▶ [Given text]:
In Lezer, tokenization is integrated with parsing. For debugging purposes, `tokenizeCalc` extracts tokens by traversing the parse tree and filtering leaf nodes.

In [None]:
function tokenizeCalc(input: string): string[] {
    const tree = parser.parse(input);
    const cursor = tree.cursor();
    const tokens: string[] = [];
    const structuralNodes = new Set([
        "Program",
        "statement",
        "Assignment",
        "ExpressionStatement",
        "Expr",
        "Product",
        "Factor",
        "UnaryExpr",
        "ParenExpr",
    ]);
    do {
        if (!structuralNodes.has(cursor.name)) {
            const content = input.slice(cursor.from, cursor.to);
            let name = cursor.name;
            if (name === ":=") name = "Assign";
            if (name === ";") name = "Semicolon";

            tokens.push(`${name}('${content}')`);
        }
    } while (cursor.next());
    return tokens;
}


Example: 

In [None]:
console.log(tokenizeCalc("x := 3 + 4 * 2;"));

## Parser Logic (lezerToAST)

▶ [Exercise requirements]:
Please rewrite the part of the Lezer excerpt that begins with "In Lezer, tokenization" and ends with "filtering leaf nodes.", switching "debugging" to "testing".

▶ [Dataset entries]:

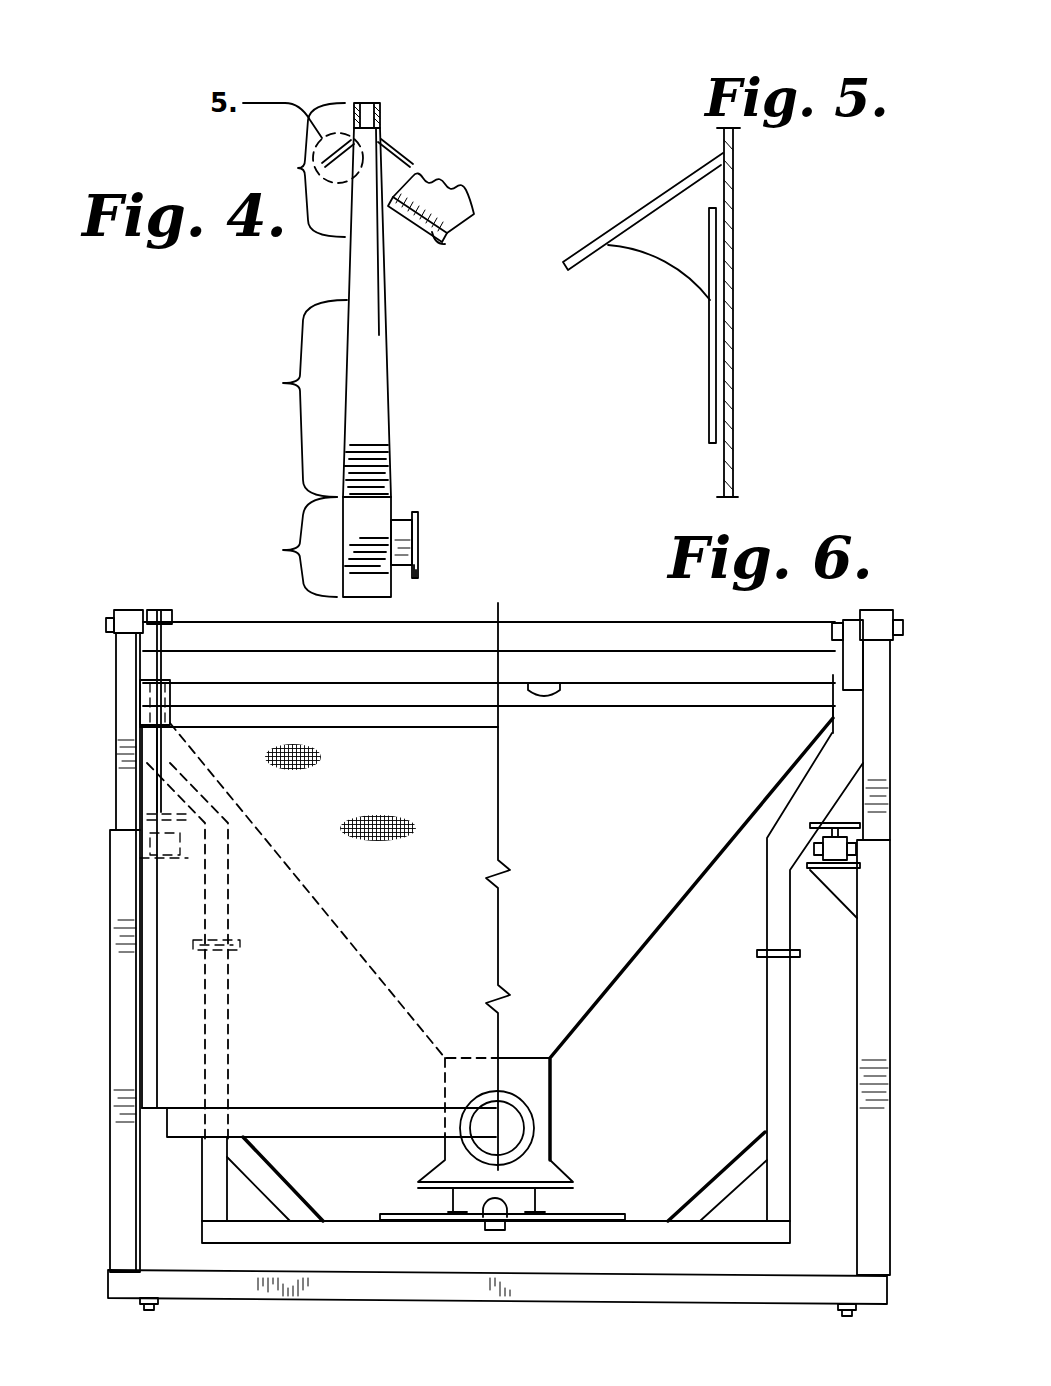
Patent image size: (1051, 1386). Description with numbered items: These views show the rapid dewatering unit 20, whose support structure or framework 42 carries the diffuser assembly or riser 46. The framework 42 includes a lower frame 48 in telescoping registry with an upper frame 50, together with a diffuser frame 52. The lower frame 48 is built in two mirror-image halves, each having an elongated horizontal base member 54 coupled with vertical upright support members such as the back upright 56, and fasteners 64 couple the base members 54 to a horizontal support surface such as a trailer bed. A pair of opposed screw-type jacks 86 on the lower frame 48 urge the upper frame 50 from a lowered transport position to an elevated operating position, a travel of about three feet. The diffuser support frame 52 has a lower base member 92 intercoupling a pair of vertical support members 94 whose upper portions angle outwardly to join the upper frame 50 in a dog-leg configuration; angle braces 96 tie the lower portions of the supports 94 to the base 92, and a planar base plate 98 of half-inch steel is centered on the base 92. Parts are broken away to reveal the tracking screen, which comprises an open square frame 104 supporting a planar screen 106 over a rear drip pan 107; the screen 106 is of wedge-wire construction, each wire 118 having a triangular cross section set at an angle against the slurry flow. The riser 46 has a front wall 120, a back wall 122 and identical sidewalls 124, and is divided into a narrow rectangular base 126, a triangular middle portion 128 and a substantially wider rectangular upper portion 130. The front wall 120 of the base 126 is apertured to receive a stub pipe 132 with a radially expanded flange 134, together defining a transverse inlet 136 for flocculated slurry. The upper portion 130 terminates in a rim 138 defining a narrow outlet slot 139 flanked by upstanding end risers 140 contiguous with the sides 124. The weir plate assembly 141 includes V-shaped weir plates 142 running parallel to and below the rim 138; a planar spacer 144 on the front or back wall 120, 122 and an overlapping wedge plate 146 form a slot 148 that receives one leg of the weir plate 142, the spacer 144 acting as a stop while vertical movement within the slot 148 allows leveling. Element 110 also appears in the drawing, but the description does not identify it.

* * *

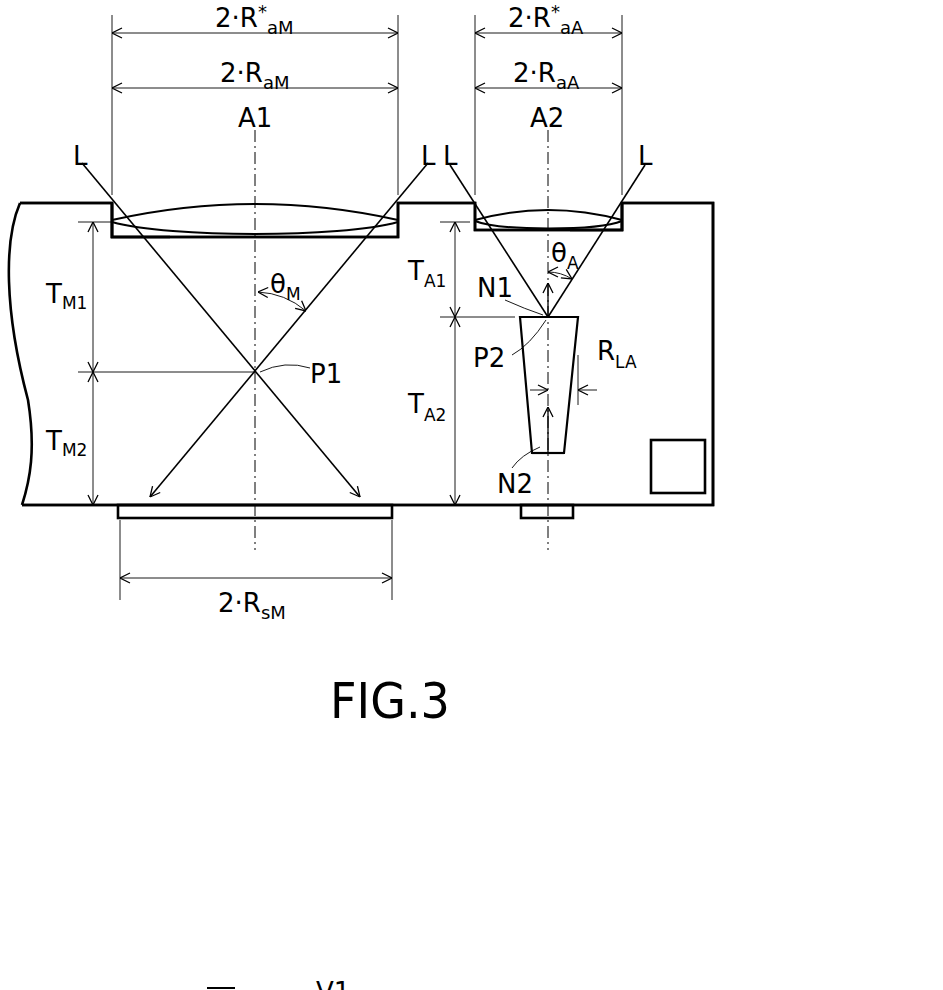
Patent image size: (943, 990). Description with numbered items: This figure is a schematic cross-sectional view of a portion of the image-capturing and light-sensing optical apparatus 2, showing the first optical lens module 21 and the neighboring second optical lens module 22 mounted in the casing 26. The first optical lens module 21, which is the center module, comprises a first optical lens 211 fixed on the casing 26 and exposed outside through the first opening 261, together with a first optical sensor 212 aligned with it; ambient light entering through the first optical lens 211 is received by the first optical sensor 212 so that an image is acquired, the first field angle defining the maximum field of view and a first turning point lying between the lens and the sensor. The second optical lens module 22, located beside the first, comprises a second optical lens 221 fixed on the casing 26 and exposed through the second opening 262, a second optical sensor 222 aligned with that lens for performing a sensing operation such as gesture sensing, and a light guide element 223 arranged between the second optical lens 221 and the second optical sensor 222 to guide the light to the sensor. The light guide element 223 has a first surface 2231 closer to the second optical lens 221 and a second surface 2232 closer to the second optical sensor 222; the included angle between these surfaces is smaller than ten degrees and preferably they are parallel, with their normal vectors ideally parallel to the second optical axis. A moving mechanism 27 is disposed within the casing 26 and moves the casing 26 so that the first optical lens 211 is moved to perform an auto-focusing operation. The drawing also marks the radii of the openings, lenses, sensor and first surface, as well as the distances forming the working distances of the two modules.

* * *

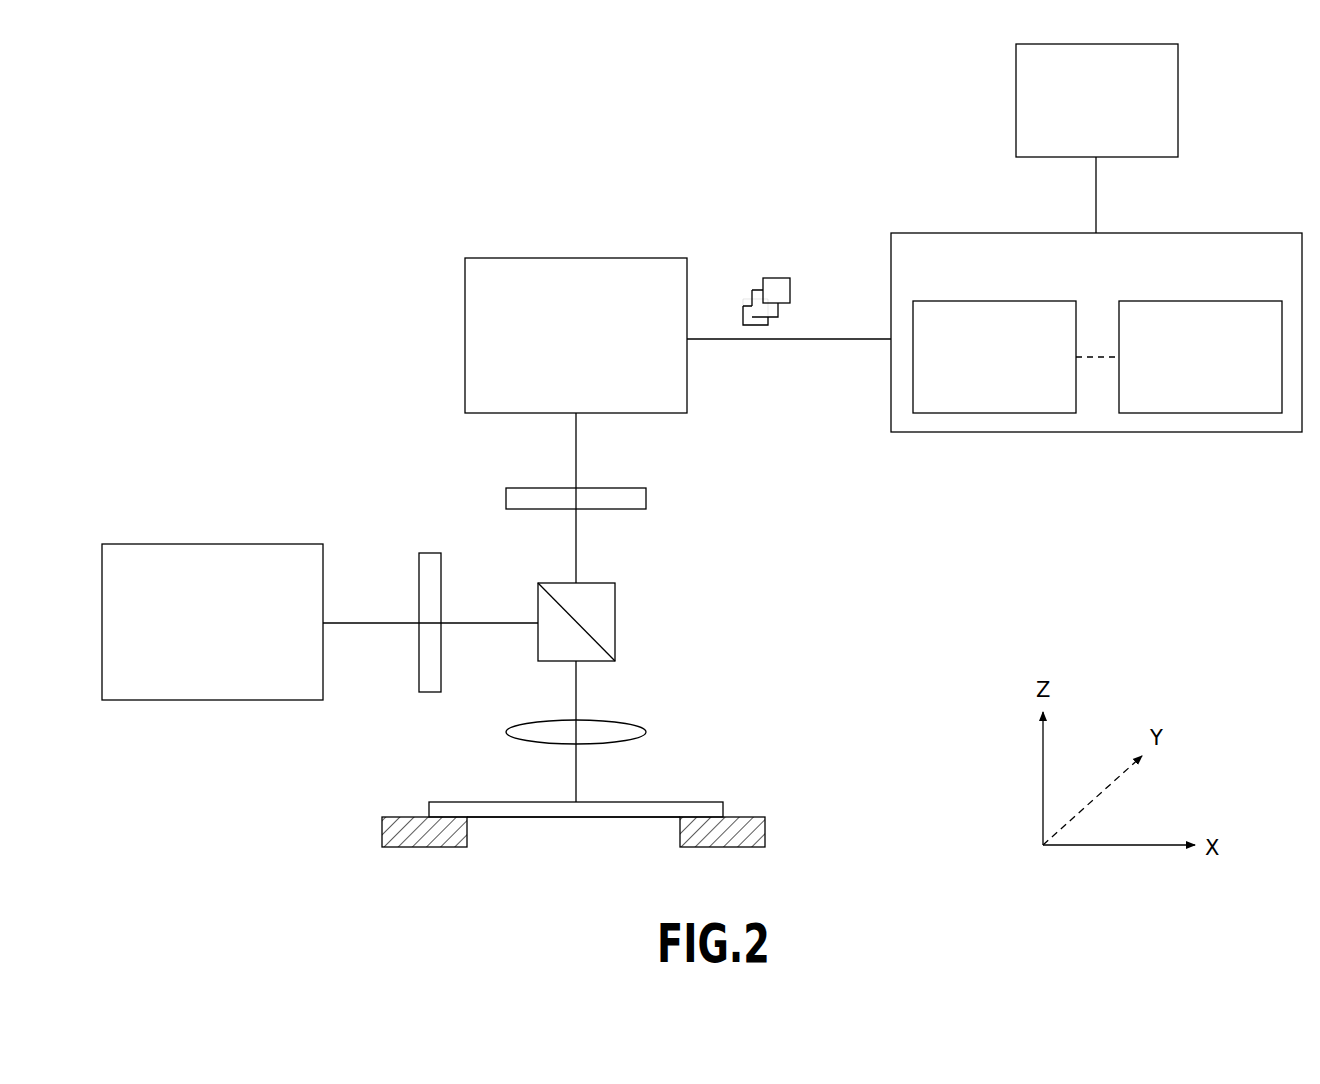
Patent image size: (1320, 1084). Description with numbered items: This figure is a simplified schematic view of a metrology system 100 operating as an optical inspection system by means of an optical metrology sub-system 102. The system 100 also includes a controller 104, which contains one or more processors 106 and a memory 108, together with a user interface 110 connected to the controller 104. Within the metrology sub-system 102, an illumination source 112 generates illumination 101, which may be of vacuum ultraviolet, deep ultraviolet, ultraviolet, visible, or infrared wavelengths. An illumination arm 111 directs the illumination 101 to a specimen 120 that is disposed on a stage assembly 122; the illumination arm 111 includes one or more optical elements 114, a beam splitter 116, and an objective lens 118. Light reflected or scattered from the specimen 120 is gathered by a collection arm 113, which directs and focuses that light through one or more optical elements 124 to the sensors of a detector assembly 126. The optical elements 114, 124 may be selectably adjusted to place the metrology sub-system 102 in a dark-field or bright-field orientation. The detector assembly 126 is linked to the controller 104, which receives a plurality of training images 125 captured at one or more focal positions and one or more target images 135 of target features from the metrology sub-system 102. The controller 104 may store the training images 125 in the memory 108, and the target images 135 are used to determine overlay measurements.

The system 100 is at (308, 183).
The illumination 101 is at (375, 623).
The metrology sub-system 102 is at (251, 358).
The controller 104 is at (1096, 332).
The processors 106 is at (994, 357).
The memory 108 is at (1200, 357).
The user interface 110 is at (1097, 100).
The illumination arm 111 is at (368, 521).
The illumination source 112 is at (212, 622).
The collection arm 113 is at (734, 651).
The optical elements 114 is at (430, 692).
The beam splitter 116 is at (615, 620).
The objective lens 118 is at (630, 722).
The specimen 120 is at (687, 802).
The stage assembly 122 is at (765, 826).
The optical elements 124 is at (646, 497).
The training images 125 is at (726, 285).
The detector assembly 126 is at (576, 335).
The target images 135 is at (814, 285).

▶ [Correct response]:
In Lezer, tokenization is integrated with parsing. For testing purposes, `tokenizeCalc` extracts tokens by traversing the parse tree and filtering leaf nodes.